begin GIVEN INFORMATION
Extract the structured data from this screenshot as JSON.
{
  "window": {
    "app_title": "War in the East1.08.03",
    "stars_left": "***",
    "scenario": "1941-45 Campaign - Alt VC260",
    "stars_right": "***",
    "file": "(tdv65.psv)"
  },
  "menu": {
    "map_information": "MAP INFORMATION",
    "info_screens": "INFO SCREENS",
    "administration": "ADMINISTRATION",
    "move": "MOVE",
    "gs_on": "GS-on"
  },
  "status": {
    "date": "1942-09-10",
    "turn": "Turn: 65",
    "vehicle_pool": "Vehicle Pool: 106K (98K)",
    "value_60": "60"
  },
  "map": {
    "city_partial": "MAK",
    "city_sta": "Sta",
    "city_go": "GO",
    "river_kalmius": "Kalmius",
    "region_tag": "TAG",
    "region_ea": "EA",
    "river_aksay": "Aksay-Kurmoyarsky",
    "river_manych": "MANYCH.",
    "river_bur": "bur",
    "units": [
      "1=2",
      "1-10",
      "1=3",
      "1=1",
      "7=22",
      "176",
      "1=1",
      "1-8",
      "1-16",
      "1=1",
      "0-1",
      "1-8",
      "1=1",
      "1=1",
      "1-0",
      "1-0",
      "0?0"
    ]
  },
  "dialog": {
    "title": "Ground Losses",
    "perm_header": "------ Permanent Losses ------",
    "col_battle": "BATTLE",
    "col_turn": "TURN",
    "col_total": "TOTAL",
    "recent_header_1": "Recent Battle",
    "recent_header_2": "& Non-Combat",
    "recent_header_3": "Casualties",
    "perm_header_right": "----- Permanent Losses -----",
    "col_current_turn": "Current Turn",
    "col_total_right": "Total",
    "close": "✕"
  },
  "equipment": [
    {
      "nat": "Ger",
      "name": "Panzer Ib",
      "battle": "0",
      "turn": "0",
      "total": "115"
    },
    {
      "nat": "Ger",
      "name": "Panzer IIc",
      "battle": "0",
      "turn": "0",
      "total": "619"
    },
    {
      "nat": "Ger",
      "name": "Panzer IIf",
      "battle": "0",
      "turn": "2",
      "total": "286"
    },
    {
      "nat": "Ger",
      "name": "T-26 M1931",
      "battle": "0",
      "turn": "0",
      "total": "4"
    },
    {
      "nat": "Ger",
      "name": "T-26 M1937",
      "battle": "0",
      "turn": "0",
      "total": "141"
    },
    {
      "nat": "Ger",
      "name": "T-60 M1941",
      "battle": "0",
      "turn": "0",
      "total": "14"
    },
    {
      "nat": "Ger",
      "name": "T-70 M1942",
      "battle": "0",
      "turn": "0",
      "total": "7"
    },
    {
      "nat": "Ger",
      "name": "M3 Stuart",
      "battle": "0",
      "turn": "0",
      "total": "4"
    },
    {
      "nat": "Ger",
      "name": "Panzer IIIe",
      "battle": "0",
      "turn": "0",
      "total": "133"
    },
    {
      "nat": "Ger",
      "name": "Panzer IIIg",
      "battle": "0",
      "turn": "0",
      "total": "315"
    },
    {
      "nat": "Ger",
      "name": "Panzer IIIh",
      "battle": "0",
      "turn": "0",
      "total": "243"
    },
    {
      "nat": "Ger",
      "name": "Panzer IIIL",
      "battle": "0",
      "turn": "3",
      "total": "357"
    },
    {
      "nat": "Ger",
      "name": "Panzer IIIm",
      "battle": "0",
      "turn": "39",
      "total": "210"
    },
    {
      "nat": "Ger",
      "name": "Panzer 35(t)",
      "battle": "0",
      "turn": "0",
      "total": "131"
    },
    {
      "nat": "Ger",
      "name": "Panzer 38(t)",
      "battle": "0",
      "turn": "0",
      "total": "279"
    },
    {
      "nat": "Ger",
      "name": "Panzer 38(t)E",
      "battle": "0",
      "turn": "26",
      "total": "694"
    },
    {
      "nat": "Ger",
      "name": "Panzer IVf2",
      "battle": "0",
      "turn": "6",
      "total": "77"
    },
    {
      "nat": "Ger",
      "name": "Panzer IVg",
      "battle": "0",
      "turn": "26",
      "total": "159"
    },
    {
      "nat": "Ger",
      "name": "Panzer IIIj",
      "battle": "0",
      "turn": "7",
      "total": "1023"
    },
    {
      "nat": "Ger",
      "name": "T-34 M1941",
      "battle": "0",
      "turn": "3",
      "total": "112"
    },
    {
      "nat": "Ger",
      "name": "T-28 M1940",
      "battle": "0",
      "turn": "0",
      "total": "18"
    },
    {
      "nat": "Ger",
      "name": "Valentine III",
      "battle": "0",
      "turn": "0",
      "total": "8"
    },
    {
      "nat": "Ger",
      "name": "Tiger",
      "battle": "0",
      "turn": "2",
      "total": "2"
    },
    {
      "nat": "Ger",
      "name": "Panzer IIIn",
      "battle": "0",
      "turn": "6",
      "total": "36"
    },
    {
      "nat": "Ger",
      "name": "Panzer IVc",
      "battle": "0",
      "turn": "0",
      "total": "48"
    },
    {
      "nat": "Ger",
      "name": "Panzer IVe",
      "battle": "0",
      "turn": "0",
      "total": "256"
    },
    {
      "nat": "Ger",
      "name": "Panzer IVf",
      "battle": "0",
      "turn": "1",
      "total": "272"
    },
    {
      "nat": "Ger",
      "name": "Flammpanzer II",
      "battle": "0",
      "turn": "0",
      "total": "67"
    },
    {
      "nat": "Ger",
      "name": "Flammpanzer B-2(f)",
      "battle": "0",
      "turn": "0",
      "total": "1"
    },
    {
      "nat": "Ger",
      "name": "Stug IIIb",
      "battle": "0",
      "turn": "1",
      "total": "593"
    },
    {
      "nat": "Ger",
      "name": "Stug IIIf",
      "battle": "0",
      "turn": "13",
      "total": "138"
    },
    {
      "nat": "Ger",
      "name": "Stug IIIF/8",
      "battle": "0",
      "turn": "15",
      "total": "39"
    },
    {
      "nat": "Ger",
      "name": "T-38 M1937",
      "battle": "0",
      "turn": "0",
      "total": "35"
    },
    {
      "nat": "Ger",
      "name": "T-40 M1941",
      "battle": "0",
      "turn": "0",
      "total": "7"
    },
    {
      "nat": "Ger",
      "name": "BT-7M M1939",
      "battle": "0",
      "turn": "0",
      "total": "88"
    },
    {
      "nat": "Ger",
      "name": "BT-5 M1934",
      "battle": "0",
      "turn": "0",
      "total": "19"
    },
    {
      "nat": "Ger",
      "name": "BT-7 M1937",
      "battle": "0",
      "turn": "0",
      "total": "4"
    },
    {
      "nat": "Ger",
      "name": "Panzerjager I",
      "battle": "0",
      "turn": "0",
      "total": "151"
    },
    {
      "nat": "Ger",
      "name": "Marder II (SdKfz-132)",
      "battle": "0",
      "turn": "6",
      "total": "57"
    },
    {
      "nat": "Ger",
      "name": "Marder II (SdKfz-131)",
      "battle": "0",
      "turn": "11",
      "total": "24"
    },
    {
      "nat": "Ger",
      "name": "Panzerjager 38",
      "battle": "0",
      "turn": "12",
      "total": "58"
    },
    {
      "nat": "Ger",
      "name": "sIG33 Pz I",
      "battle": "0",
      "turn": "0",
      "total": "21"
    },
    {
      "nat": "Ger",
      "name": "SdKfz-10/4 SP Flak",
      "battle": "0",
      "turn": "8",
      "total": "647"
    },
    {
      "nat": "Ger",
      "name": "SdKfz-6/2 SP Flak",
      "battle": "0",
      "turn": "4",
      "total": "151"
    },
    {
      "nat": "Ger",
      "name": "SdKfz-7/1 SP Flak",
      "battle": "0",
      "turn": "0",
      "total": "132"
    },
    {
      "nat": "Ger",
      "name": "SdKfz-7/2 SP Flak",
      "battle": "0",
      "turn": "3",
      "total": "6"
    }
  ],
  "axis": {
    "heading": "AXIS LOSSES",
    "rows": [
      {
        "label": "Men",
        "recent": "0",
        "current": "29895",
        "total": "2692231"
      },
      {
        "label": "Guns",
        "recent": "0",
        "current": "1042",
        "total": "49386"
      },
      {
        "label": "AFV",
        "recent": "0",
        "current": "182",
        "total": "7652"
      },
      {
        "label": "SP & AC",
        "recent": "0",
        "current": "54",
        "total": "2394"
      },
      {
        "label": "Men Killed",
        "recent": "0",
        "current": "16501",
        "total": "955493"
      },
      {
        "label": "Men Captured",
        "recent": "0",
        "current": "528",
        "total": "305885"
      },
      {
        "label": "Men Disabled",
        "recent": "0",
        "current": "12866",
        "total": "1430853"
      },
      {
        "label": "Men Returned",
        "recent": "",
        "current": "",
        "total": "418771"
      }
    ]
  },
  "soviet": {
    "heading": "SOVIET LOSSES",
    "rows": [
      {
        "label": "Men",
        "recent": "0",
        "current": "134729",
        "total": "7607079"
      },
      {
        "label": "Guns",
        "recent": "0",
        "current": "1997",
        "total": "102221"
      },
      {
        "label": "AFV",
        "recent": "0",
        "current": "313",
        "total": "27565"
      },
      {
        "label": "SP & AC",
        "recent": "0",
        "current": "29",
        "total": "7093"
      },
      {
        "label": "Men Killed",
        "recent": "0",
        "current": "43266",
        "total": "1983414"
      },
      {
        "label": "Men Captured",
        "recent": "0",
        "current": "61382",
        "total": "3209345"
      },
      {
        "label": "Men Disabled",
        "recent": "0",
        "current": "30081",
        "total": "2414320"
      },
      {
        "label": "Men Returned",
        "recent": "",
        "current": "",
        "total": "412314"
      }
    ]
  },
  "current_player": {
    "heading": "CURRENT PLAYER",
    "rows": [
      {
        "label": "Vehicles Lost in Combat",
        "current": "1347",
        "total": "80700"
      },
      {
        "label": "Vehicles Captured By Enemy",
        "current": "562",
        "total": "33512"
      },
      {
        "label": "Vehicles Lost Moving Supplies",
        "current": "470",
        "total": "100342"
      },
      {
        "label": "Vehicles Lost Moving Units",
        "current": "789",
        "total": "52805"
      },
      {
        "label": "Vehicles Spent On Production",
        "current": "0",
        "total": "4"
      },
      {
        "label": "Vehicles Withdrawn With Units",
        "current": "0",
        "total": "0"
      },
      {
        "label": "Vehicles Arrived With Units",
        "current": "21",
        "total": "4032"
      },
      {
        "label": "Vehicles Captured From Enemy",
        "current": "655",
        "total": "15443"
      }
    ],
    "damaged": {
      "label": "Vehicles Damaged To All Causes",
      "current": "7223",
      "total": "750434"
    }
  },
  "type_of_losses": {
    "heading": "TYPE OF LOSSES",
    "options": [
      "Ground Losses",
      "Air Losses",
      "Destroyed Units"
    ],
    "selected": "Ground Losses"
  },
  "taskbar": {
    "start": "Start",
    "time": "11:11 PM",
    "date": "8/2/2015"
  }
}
end GIVEN INFORMATION
From the data above, copy out every line with the string "Ground" in it.

*EXERCISE RESULT:*
    "title": "Ground Losses",
      "Ground Losses",
    "selected": "Ground Losses"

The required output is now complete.